• _WORK TO BE COMPLETED_
Each line that holds the word "eller" should be returned.

• _ROWS_
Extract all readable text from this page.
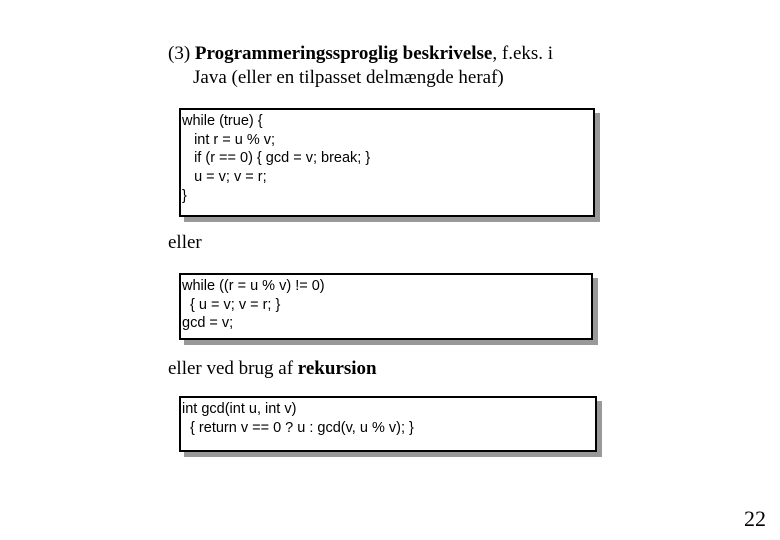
(3) Programmeringssproglig beskrivelse, f.eks. i
Java (eller en tilpasset delmængde heraf)
while (true) {
int r = u % v;
if (r == 0) { gcd = v; break; }
u = v; v = r;
}
eller
while ((r = u % v) != 0)
{ u = v; v = r; }
gcd = v;
eller ved brug af rekursion
int gcd(int u, int v)
{ return v == 0 ? u : gcd(v, u % v); }
22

• _THE REPLY_
Java (eller en tilpasset delmængde heraf)
eller
eller ved brug af rekursion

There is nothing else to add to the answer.